● **Challenge**
Reproduce all of the data below without alteration; exclude every picture.

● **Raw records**
★ ★ ★ ★ ★ ★ ★
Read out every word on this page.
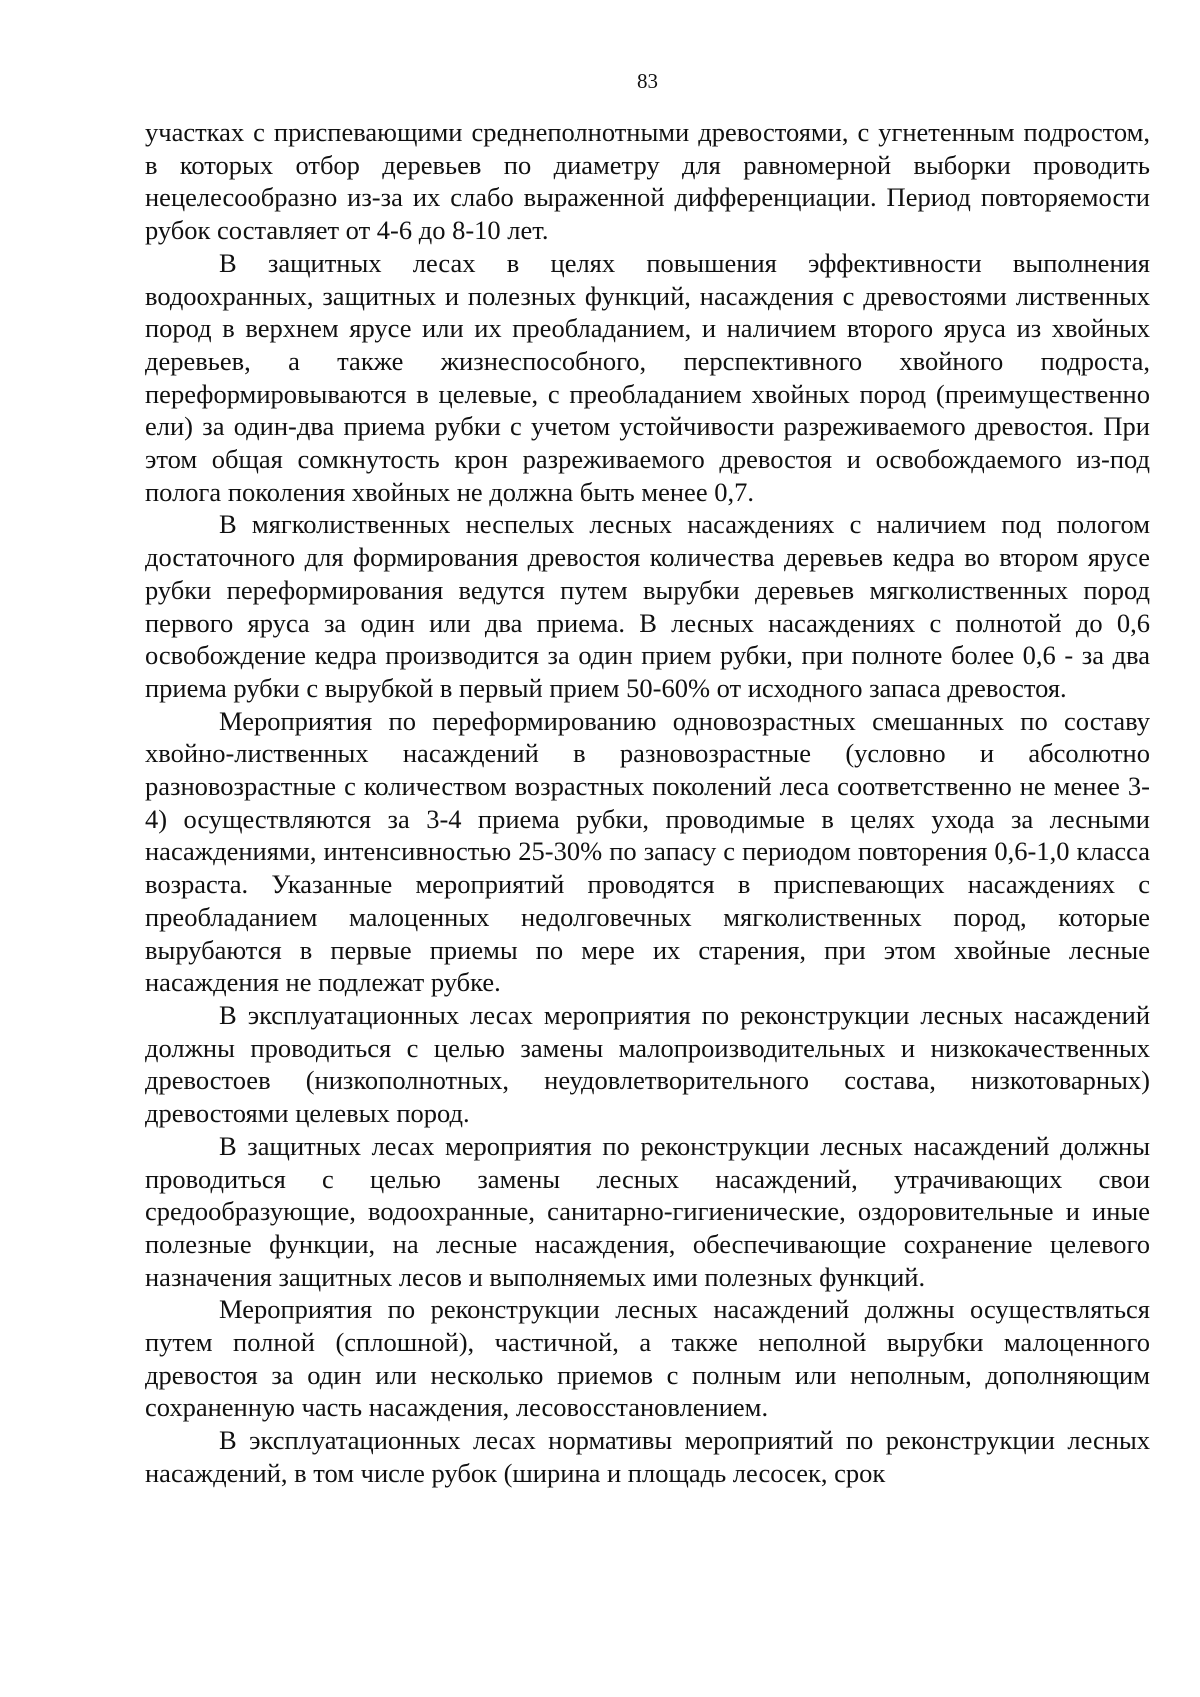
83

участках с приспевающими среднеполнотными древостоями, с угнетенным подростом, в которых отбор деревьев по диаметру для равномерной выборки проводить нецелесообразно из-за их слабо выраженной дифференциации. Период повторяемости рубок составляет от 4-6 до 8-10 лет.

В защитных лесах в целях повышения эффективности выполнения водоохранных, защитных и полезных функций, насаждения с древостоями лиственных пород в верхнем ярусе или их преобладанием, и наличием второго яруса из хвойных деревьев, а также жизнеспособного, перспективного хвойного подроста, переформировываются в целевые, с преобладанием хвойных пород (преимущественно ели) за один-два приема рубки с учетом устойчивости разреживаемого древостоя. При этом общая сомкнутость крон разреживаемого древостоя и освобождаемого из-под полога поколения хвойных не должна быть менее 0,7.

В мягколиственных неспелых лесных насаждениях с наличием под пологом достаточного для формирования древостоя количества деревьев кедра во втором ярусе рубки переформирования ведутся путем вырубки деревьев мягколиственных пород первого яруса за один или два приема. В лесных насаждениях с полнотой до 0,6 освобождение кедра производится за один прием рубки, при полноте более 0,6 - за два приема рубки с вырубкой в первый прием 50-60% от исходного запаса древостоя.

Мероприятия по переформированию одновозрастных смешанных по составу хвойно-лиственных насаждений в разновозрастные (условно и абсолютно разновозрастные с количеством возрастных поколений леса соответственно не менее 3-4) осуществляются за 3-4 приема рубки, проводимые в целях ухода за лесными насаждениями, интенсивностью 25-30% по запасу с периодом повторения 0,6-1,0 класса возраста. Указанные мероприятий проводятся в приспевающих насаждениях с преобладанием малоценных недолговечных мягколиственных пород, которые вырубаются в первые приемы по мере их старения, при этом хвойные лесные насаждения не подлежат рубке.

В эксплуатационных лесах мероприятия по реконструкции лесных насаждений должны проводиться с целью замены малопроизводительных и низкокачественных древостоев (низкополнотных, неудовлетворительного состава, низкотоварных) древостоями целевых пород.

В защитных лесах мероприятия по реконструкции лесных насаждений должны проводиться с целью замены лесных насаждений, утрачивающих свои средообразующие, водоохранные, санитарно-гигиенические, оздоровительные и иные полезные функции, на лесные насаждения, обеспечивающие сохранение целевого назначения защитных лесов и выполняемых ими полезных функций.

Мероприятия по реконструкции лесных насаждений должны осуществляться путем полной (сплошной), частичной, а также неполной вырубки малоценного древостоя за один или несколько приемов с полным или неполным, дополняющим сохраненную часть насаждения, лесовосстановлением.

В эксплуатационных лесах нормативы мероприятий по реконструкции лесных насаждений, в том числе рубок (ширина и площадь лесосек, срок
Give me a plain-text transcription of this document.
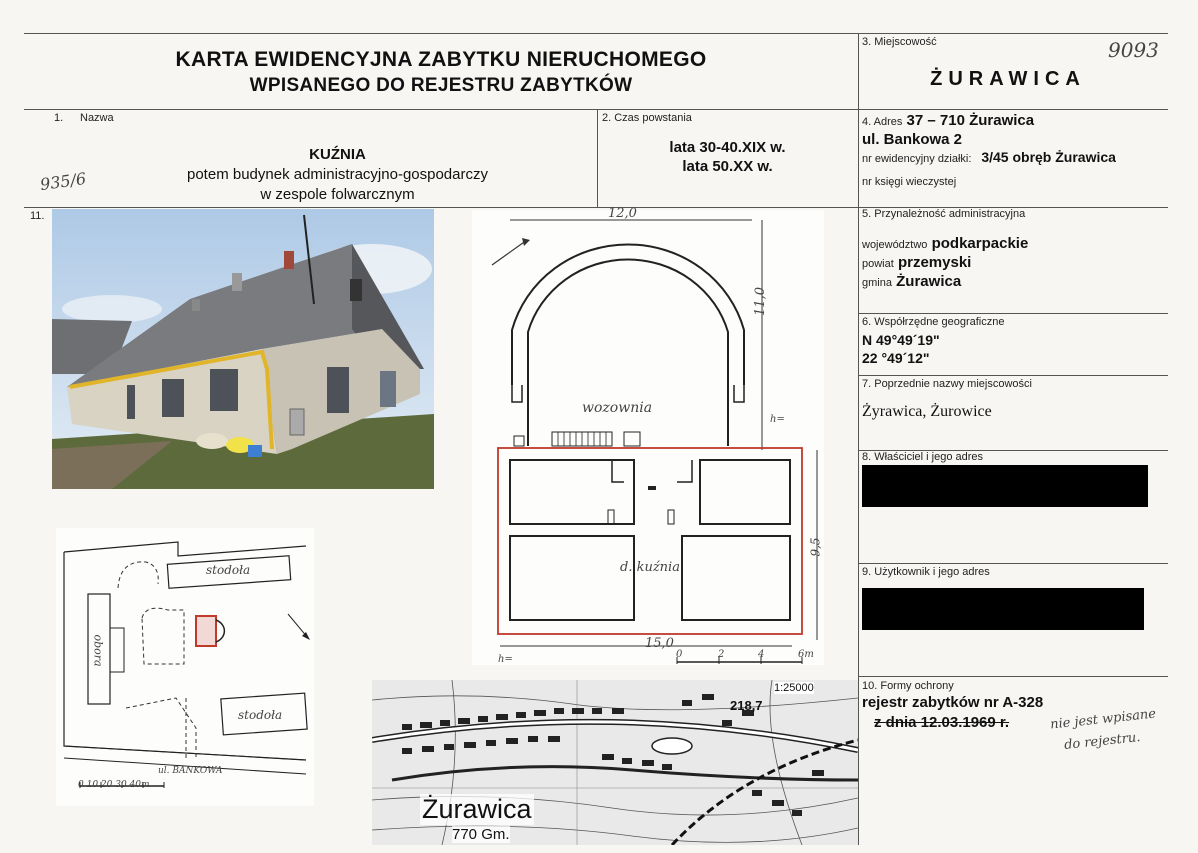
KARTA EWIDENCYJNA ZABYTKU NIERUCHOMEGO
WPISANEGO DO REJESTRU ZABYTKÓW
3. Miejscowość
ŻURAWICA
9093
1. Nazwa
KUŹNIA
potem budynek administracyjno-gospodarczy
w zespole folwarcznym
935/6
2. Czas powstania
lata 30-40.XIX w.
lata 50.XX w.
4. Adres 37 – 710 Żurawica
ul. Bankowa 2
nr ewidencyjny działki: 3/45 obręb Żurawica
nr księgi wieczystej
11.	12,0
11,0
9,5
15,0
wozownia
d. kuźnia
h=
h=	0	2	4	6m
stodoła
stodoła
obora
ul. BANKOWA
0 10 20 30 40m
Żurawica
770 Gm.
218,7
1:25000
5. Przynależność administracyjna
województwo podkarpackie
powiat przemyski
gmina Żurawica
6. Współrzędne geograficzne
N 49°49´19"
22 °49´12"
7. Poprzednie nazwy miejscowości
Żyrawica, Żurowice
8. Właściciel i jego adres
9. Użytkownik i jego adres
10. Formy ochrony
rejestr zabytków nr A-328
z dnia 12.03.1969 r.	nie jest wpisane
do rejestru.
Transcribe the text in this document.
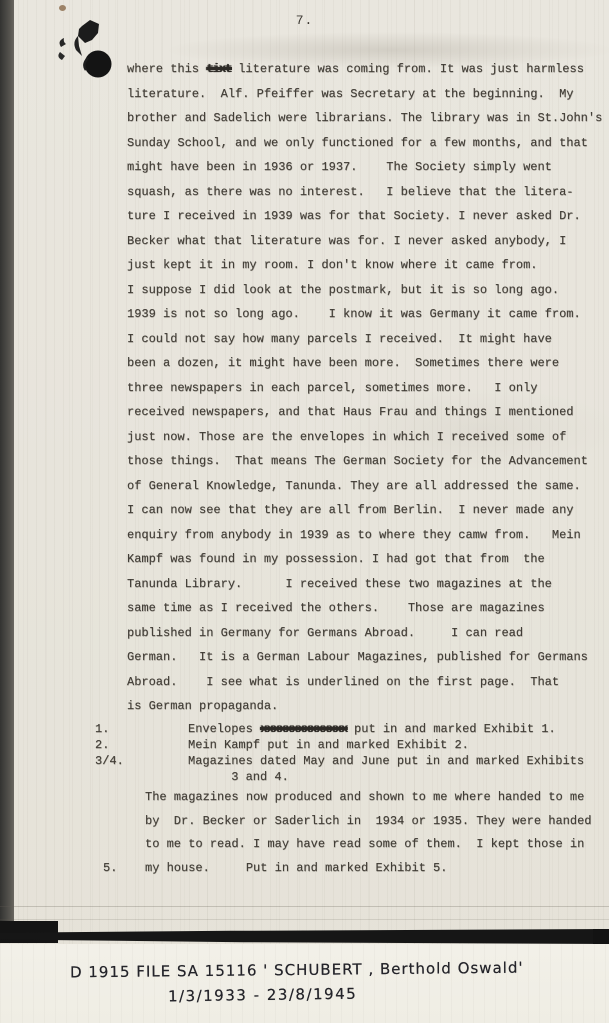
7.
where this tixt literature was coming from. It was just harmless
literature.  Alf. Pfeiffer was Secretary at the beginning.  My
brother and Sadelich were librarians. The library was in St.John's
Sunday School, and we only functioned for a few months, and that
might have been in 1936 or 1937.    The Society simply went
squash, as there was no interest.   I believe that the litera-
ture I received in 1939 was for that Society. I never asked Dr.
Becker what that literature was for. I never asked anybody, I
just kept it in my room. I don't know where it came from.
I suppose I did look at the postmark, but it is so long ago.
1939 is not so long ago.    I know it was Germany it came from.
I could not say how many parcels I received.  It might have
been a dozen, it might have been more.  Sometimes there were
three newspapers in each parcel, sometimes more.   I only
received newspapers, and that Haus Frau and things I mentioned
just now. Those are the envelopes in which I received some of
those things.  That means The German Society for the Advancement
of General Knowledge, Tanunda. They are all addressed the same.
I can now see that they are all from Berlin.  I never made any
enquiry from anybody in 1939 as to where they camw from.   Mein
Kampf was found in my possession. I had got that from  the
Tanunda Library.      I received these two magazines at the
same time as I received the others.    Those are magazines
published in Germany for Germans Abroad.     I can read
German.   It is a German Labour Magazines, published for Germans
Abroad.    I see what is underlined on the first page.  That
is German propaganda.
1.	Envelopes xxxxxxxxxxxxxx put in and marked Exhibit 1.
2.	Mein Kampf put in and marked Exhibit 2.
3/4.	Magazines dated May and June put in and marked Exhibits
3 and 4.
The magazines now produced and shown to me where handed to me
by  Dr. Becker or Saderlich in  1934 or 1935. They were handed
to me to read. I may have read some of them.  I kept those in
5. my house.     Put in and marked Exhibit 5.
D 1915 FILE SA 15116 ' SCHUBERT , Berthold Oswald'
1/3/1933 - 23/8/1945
★ ★ ★ ★ ★ ★ ★
● **Solution**
Read out every word on this page.
83

участках с приспевающими среднеполнотными древостоями, с угнетенным подростом, в которых отбор деревьев по диаметру для равномерной выборки проводить нецелесообразно из-за их слабо выраженной дифференциации. Период повторяемости рубок составляет от 4-6 до 8-10 лет.

В защитных лесах в целях повышения эффективности выполнения водоохранных, защитных и полезных функций, насаждения с древостоями лиственных пород в верхнем ярусе или их преобладанием, и наличием второго яруса из хвойных деревьев, а также жизнеспособного, перспективного хвойного подроста, переформировываются в целевые, с преобладанием хвойных пород (преимущественно ели) за один-два приема рубки с учетом устойчивости разреживаемого древостоя. При этом общая сомкнутость крон разреживаемого древостоя и освобождаемого из-под полога поколения хвойных не должна быть менее 0,7.

В мягколиственных неспелых лесных насаждениях с наличием под пологом достаточного для формирования древостоя количества деревьев кедра во втором ярусе рубки переформирования ведутся путем вырубки деревьев мягколиственных пород первого яруса за один или два приема. В лесных насаждениях с полнотой до 0,6 освобождение кедра производится за один прием рубки, при полноте более 0,6 - за два приема рубки с вырубкой в первый прием 50-60% от исходного запаса древостоя.

Мероприятия по переформированию одновозрастных смешанных по составу хвойно-лиственных насаждений в разновозрастные (условно и абсолютно разновозрастные с количеством возрастных поколений леса соответственно не менее 3-4) осуществляются за 3-4 приема рубки, проводимые в целях ухода за лесными насаждениями, интенсивностью 25-30% по запасу с периодом повторения 0,6-1,0 класса возраста. Указанные мероприятий проводятся в приспевающих насаждениях с преобладанием малоценных недолговечных мягколиственных пород, которые вырубаются в первые приемы по мере их старения, при этом хвойные лесные насаждения не подлежат рубке.

В эксплуатационных лесах мероприятия по реконструкции лесных насаждений должны проводиться с целью замены малопроизводительных и низкокачественных древостоев (низкополнотных, неудовлетворительного состава, низкотоварных) древостоями целевых пород.

В защитных лесах мероприятия по реконструкции лесных насаждений должны проводиться с целью замены лесных насаждений, утрачивающих свои средообразующие, водоохранные, санитарно-гигиенические, оздоровительные и иные полезные функции, на лесные насаждения, обеспечивающие сохранение целевого назначения защитных лесов и выполняемых ими полезных функций.

Мероприятия по реконструкции лесных насаждений должны осуществляться путем полной (сплошной), частичной, а также неполной вырубки малоценного древостоя за один или несколько приемов с полным или неполным, дополняющим сохраненную часть насаждения, лесовосстановлением.

В эксплуатационных лесах нормативы мероприятий по реконструкции лесных насаждений, в том числе рубок (ширина и площадь лесосек, срок
Give me a plain-text transcription of this document.
KARTA EWIDENCYJNA ZABYTKU NIERUCHOMEGO
WPISANEGO DO REJESTRU ZABYTKÓW
3. Miejscowość
ŻURAWICA
9093
1. Nazwa
KUŹNIA
potem budynek administracyjno-gospodarczy
w zespole folwarcznym
935/6
2. Czas powstania
lata 30-40.XIX w.
lata 50.XX w.
4. Adres 37 – 710 Żurawica
ul. Bankowa 2
nr ewidencyjny działki: 3/45 obręb Żurawica
nr księgi wieczystej
11.	12,0
11,0
9,5
15,0
wozownia
d. kuźnia
h=
h=	0	2	4	6m
stodoła
stodoła
obora
ul. BANKOWA
0 10 20 30 40m
Żurawica
770 Gm.
218,7
1:25000
5. Przynależność administracyjna
województwo podkarpackie
powiat przemyski
gmina Żurawica
6. Współrzędne geograficzne
N 49°49´19"
22 °49´12"
7. Poprzednie nazwy miejscowości
Żyrawica, Żurowice
8. Właściciel i jego adres
9. Użytkownik i jego adres
10. Formy ochrony
rejestr zabytków nr A-328
z dnia 12.03.1969 r.	nie jest wpisane
do rejestru.
Transcribe the text in this document.
7.
where this tixt literature was coming from. It was just harmless
literature.  Alf. Pfeiffer was Secretary at the beginning.  My
brother and Sadelich were librarians. The library was in St.John's
Sunday School, and we only functioned for a few months, and that
might have been in 1936 or 1937.    The Society simply went
squash, as there was no interest.   I believe that the litera-
ture I received in 1939 was for that Society. I never asked Dr.
Becker what that literature was for. I never asked anybody, I
just kept it in my room. I don't know where it came from.
I suppose I did look at the postmark, but it is so long ago.
1939 is not so long ago.    I know it was Germany it came from.
I could not say how many parcels I received.  It might have
been a dozen, it might have been more.  Sometimes there were
three newspapers in each parcel, sometimes more.   I only
received newspapers, and that Haus Frau and things I mentioned
just now. Those are the envelopes in which I received some of
those things.  That means The German Society for the Advancement
of General Knowledge, Tanunda. They are all addressed the same.
I can now see that they are all from Berlin.  I never made any
enquiry from anybody in 1939 as to where they camw from.   Mein
Kampf was found in my possession. I had got that from  the
Tanunda Library.      I received these two magazines at the
same time as I received the others.    Those are magazines
published in Germany for Germans Abroad.     I can read
German.   It is a German Labour Magazines, published for Germans
Abroad.    I see what is underlined on the first page.  That
is German propaganda.
1.	Envelopes xxxxxxxxxxxxxx put in and marked Exhibit 1.
2.	Mein Kampf put in and marked Exhibit 2.
3/4.	Magazines dated May and June put in and marked Exhibits
3 and 4.
The magazines now produced and shown to me where handed to me
by  Dr. Becker or Saderlich in  1934 or 1935. They were handed
to me to read. I may have read some of them.  I kept those in
5. my house.     Put in and marked Exhibit 5.
D 1915 FILE SA 15116 ' SCHUBERT , Berthold Oswald'
1/3/1933 - 23/8/1945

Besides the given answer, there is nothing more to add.